Problem requirements: Search the listing below for the string "type" and copy every line where it occurs.

(Figure contents as structured data)
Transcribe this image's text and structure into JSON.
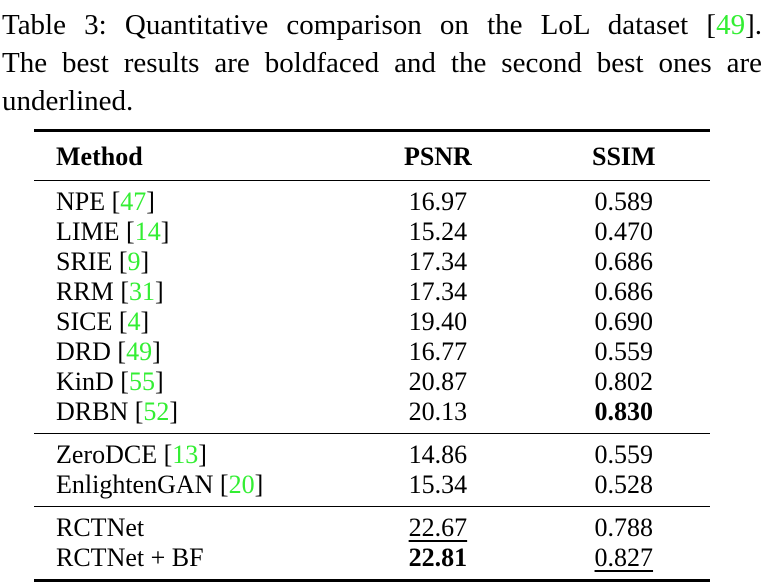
{
  "colors": {
    "background": "#ffffff",
    "text": "#000000",
    "citation_green": "#33ee33",
    "rule": "#000000"
  },
  "caption": {
    "line1_pre": "Table 3: Quantitative comparison on the LoL dataset [",
    "line1_cite": "49",
    "line1_post": "].",
    "line2": "The best results are boldfaced and the second best ones are",
    "line3": "underlined."
  },
  "table": {
    "columns": [
      "Method",
      "PSNR",
      "SSIM"
    ],
    "groups": [
      {
        "rows": [
          {
            "method": "NPE",
            "cite": "47",
            "psnr": "16.97",
            "psnr_style": "normal",
            "ssim": "0.589",
            "ssim_style": "normal"
          },
          {
            "method": "LIME",
            "cite": "14",
            "psnr": "15.24",
            "psnr_style": "normal",
            "ssim": "0.470",
            "ssim_style": "normal"
          },
          {
            "method": "SRIE",
            "cite": "9",
            "psnr": "17.34",
            "psnr_style": "normal",
            "ssim": "0.686",
            "ssim_style": "normal"
          },
          {
            "method": "RRM",
            "cite": "31",
            "psnr": "17.34",
            "psnr_style": "normal",
            "ssim": "0.686",
            "ssim_style": "normal"
          },
          {
            "method": "SICE",
            "cite": "4",
            "psnr": "19.40",
            "psnr_style": "normal",
            "ssim": "0.690",
            "ssim_style": "normal"
          },
          {
            "method": "DRD",
            "cite": "49",
            "psnr": "16.77",
            "psnr_style": "normal",
            "ssim": "0.559",
            "ssim_style": "normal"
          },
          {
            "method": "KinD",
            "cite": "55",
            "psnr": "20.87",
            "psnr_style": "normal",
            "ssim": "0.802",
            "ssim_style": "normal"
          },
          {
            "method": "DRBN",
            "cite": "52",
            "psnr": "20.13",
            "psnr_style": "normal",
            "ssim": "0.830",
            "ssim_style": "bold"
          }
        ]
      },
      {
        "rows": [
          {
            "method": "ZeroDCE",
            "cite": "13",
            "psnr": "14.86",
            "psnr_style": "normal",
            "ssim": "0.559",
            "ssim_style": "normal"
          },
          {
            "method": "EnlightenGAN",
            "cite": "20",
            "psnr": "15.34",
            "psnr_style": "normal",
            "ssim": "0.528",
            "ssim_style": "normal"
          }
        ]
      },
      {
        "rows": [
          {
            "method": "RCTNet",
            "cite": null,
            "psnr": "22.67",
            "psnr_style": "underline",
            "ssim": "0.788",
            "ssim_style": "normal"
          },
          {
            "method": "RCTNet + BF",
            "cite": null,
            "psnr": "22.81",
            "psnr_style": "bold",
            "ssim": "0.827",
            "ssim_style": "underline"
          }
        ]
      }
    ]
  }
}
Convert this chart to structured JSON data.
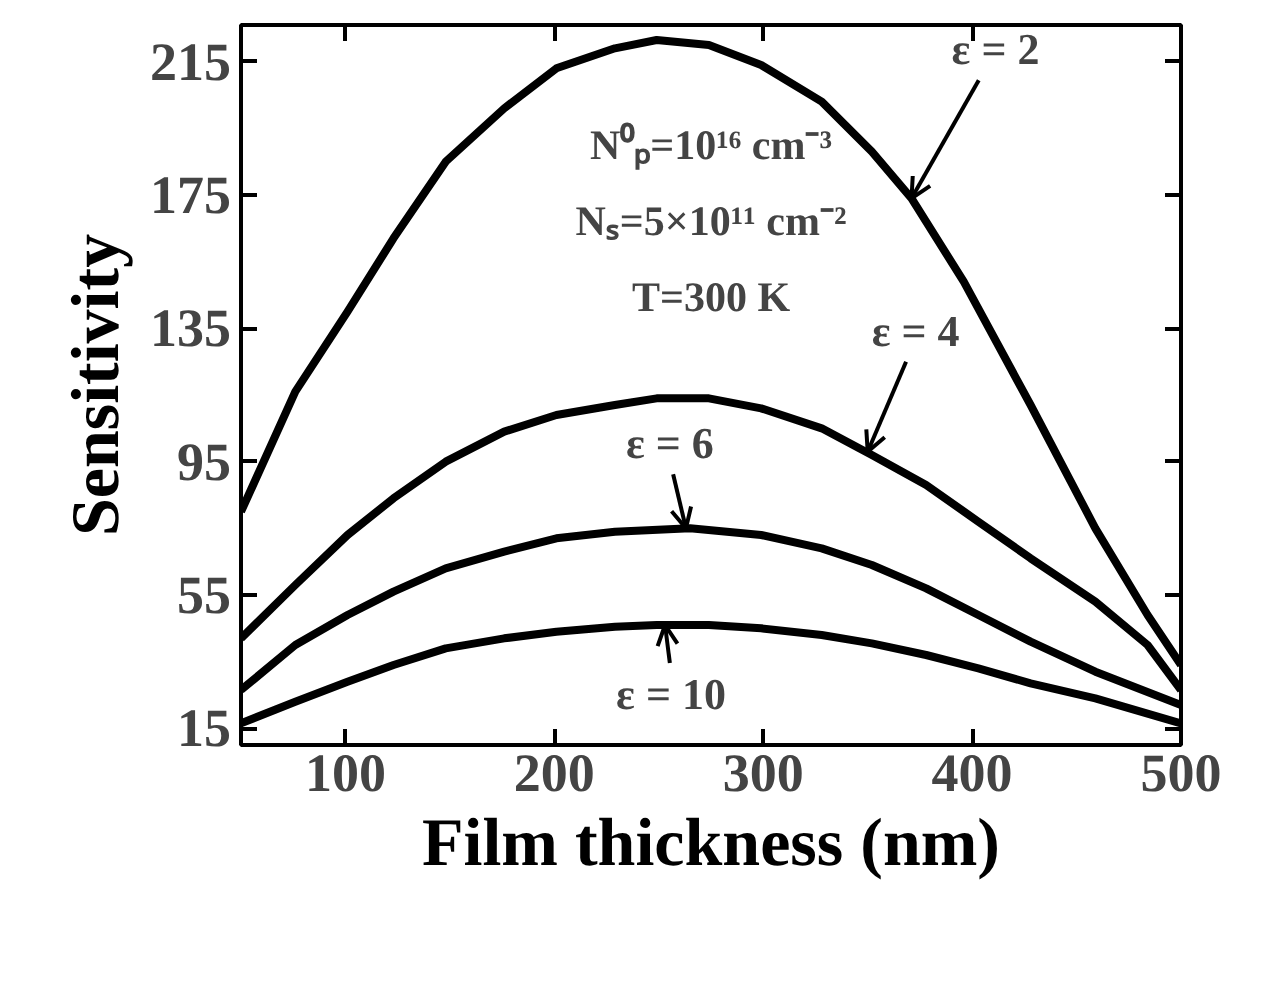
{
  "chart_data": {
    "type": "line",
    "xlabel": "Film thickness (nm)",
    "ylabel": "Sensitivity",
    "xlim": [
      50,
      500
    ],
    "xticks": [
      100,
      200,
      300,
      400,
      500
    ],
    "ylim": [
      10,
      226
    ],
    "yticks": [
      15,
      55,
      95,
      135,
      175,
      215
    ],
    "grid": false,
    "marker": "none",
    "line_style": "solid",
    "series": [
      {
        "color": "#000000",
        "x": [
          50,
          76,
          101,
          123,
          148,
          176,
          201,
          229,
          249,
          274,
          299,
          328,
          352,
          371,
          396,
          428,
          459,
          484,
          500
        ],
        "values": [
          80,
          116,
          140,
          162,
          185,
          201,
          213,
          219,
          221.5,
          220,
          214,
          203,
          188,
          174,
          149,
          112,
          75,
          49,
          34
        ]
      },
      {
        "color": "#000000",
        "x": [
          50,
          76,
          101,
          123,
          148,
          176,
          201,
          229,
          249,
          274,
          299,
          328,
          352,
          378,
          403,
          428,
          459,
          484,
          500
        ],
        "values": [
          42,
          58,
          73,
          84,
          95,
          104,
          109,
          112,
          114,
          114,
          111,
          105,
          97,
          88,
          77,
          66,
          53,
          40,
          26.5
        ]
      },
      {
        "color": "#000000",
        "x": [
          50,
          76,
          101,
          123,
          148,
          176,
          201,
          229,
          265,
          299,
          328,
          352,
          378,
          403,
          428,
          459,
          500
        ],
        "values": [
          26.5,
          40,
          49,
          56,
          63,
          68,
          72,
          74,
          75,
          73,
          69,
          64,
          57,
          49,
          41,
          32,
          22
        ]
      },
      {
        "color": "#000000",
        "x": [
          50,
          76,
          101,
          123,
          148,
          176,
          201,
          229,
          249,
          274,
          299,
          328,
          352,
          378,
          403,
          428,
          459,
          500
        ],
        "values": [
          16.5,
          23,
          29,
          34,
          39,
          42,
          44,
          45.5,
          46,
          46,
          45,
          43,
          40.5,
          37,
          33,
          28.5,
          24,
          16.5
        ]
      }
    ],
    "annotations": [
      {
        "text": "ε = 2",
        "x": 371,
        "y": 174
      },
      {
        "text": "ε = 4",
        "x": 350,
        "y": 98
      },
      {
        "text": "ε = 6",
        "x": 263,
        "y": 75
      },
      {
        "text": "ε = 10",
        "x": 253,
        "y": 46
      },
      "N⁰ₚ=10¹⁶ cm⁻³",
      "Nₛ=5×10¹¹ cm⁻²",
      "T=300 K"
    ]
  }
}
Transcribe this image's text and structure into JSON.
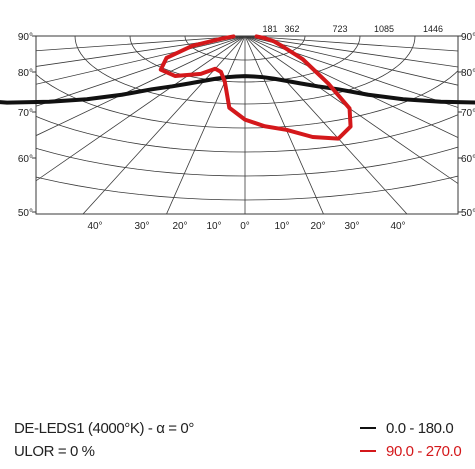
{
  "chart_data": {
    "type": "polar-luminous-intensity",
    "title": "",
    "radial_scale_labels": [
      "181",
      "362",
      "723",
      "1085",
      "1446"
    ],
    "angle_labels_left": [
      "90°",
      "80°",
      "70°",
      "60°",
      "50°"
    ],
    "angle_labels_right": [
      "90°",
      "80°",
      "70°",
      "60°",
      "50°"
    ],
    "angle_labels_bottom": [
      "40°",
      "30°",
      "20°",
      "10°",
      "0°",
      "10°",
      "20°",
      "30°",
      "40°"
    ],
    "series": [
      {
        "name": "0.0 - 180.0",
        "color": "#111111",
        "angles_deg": [
          -85,
          -80,
          -75,
          -70,
          -65,
          -60,
          -55,
          -50,
          -45,
          -40,
          -35,
          -30,
          -25,
          -20,
          -15,
          -10,
          -5,
          0,
          5,
          10,
          15,
          20,
          25,
          30,
          35,
          40,
          45,
          50,
          55,
          60,
          65,
          70,
          75,
          80,
          85
        ],
        "values": [
          1000,
          1200,
          1350,
          1300,
          1200,
          1100,
          1000,
          880,
          770,
          660,
          560,
          500,
          450,
          410,
          380,
          360,
          350,
          345,
          350,
          360,
          380,
          410,
          450,
          500,
          560,
          660,
          770,
          880,
          1000,
          1100,
          1200,
          1300,
          1350,
          1200,
          1000
        ]
      },
      {
        "name": "90.0 - 270.0",
        "color": "#d4181b",
        "angles_deg": [
          -85,
          -75,
          -65,
          -55,
          -45,
          -35,
          -25,
          -20,
          -15,
          -10,
          -5,
          0,
          5,
          10,
          15,
          20,
          25,
          30,
          35,
          45,
          55,
          65,
          75,
          85
        ],
        "values": [
          40,
          80,
          200,
          330,
          410,
          420,
          360,
          300,
          320,
          400,
          620,
          720,
          780,
          820,
          900,
          940,
          860,
          720,
          500,
          280,
          160,
          110,
          70,
          40
        ]
      }
    ],
    "annotation": "DE-LEDS1 (4000°K) - α = 0°",
    "ulor": "ULOR = 0 %"
  }
}
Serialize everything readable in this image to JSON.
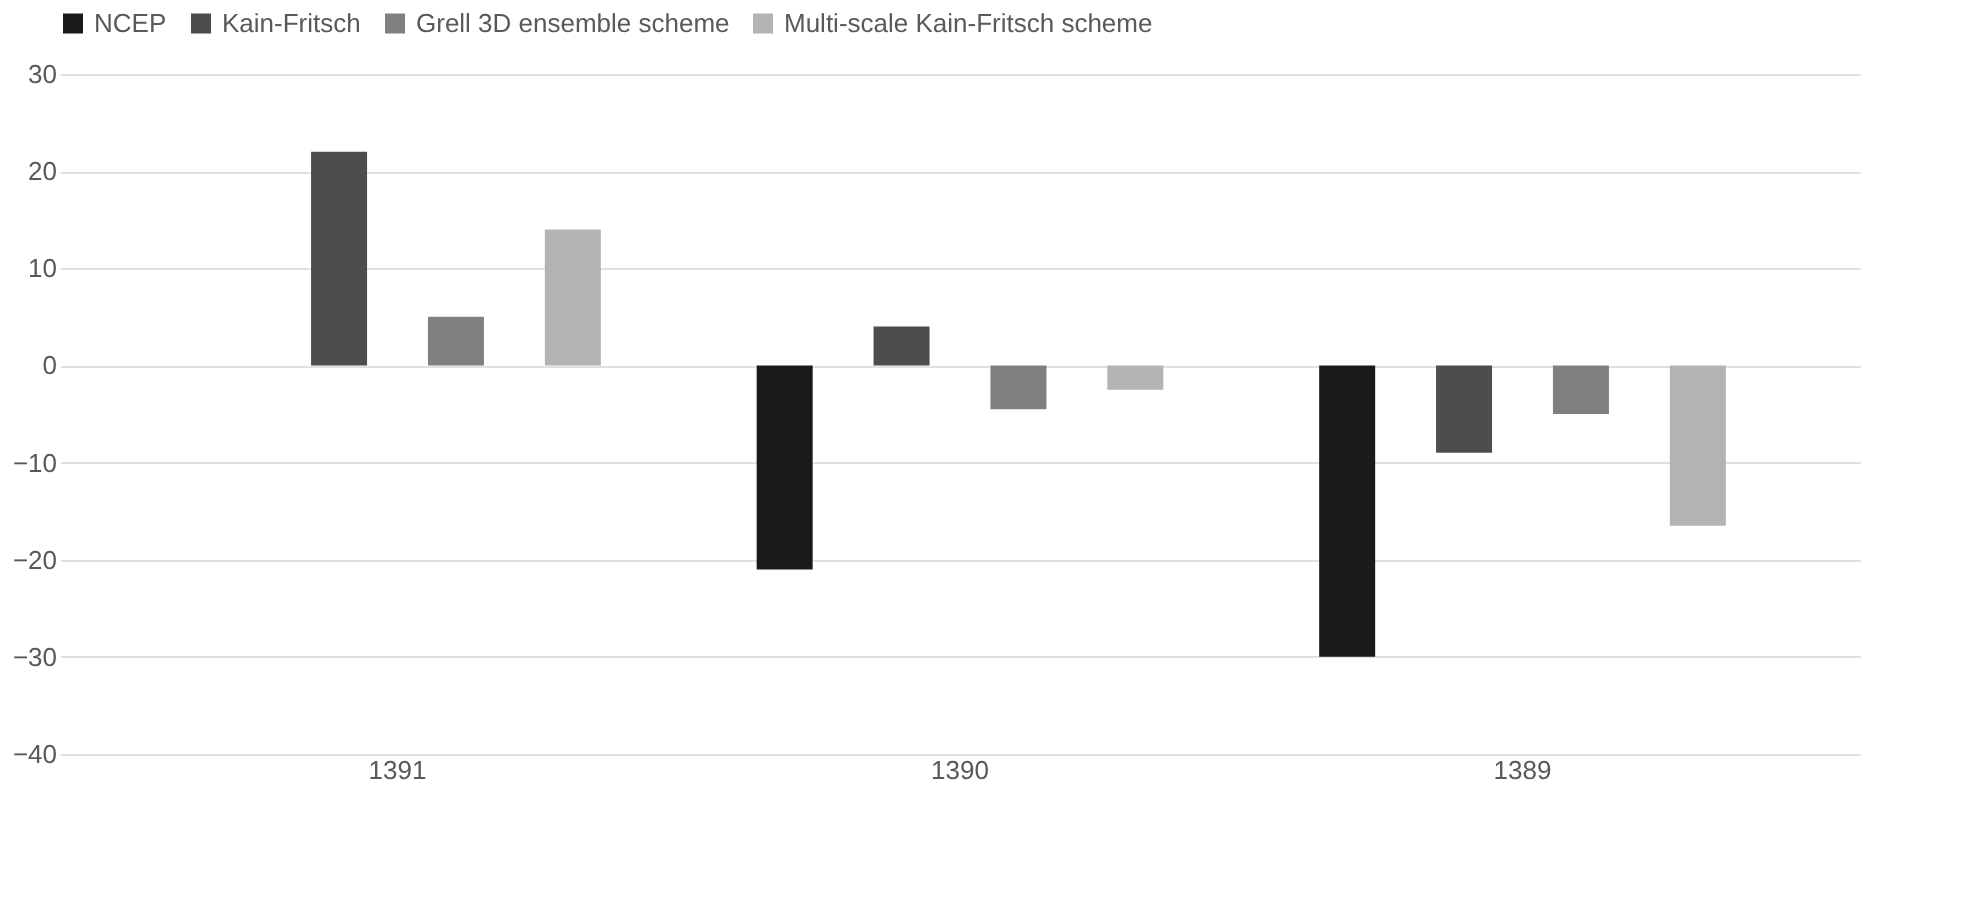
{
  "chart_data": {
    "type": "bar",
    "categories": [
      "1391",
      "1390",
      "1389"
    ],
    "series": [
      {
        "name": "NCEP",
        "color": "#1a1a1a",
        "values": [
          0,
          -21,
          -30
        ]
      },
      {
        "name": "Kain-Fritsch",
        "color": "#4d4d4d",
        "values": [
          22,
          4,
          -9
        ]
      },
      {
        "name": "Grell 3D ensemble scheme",
        "color": "#808080",
        "values": [
          5,
          -4.5,
          -5
        ]
      },
      {
        "name": "Multi-scale Kain-Fritsch scheme",
        "color": "#b3b3b3",
        "values": [
          14,
          -2.5,
          -16.5
        ]
      }
    ],
    "ylim": [
      -40,
      30
    ],
    "yticks": [
      -40,
      -30,
      -20,
      -10,
      0,
      10,
      20,
      30
    ],
    "grid": "y",
    "legend": "top"
  }
}
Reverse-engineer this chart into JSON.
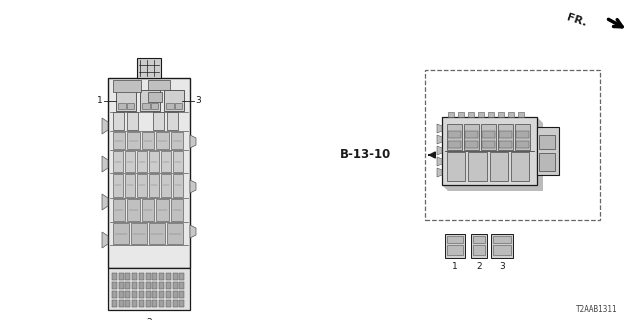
{
  "bg_color": "#ffffff",
  "title_code": "T2AAB1311",
  "fr_label": "FR.",
  "b_label": "B-13-10",
  "fig_width": 6.4,
  "fig_height": 3.2,
  "dpi": 100,
  "line_color": "#1a1a1a",
  "fill_light": "#d8d8d8",
  "fill_mid": "#b0b0b0",
  "fill_dark": "#888888"
}
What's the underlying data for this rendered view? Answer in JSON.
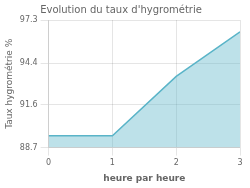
{
  "chart_data": {
    "type": "area",
    "title": "Evolution du taux d'hygrométrie",
    "xlabel": "heure par heure",
    "ylabel": "Taux hygrométrie %",
    "x": [
      0,
      1,
      2,
      3
    ],
    "values": [
      89.5,
      89.5,
      93.5,
      96.5
    ],
    "color": "#5ab4c8",
    "xlim": [
      0,
      3
    ],
    "ylim": [
      88.7,
      97.3
    ],
    "xticks": [
      0,
      1,
      2,
      3
    ],
    "yticks": [
      88.7,
      91.6,
      94.4,
      97.3
    ],
    "grid": true
  }
}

Solved problem:
    "type": "line",
    "type": "polar-luminous-intensity",
    "type": "bar",
    "type": "area",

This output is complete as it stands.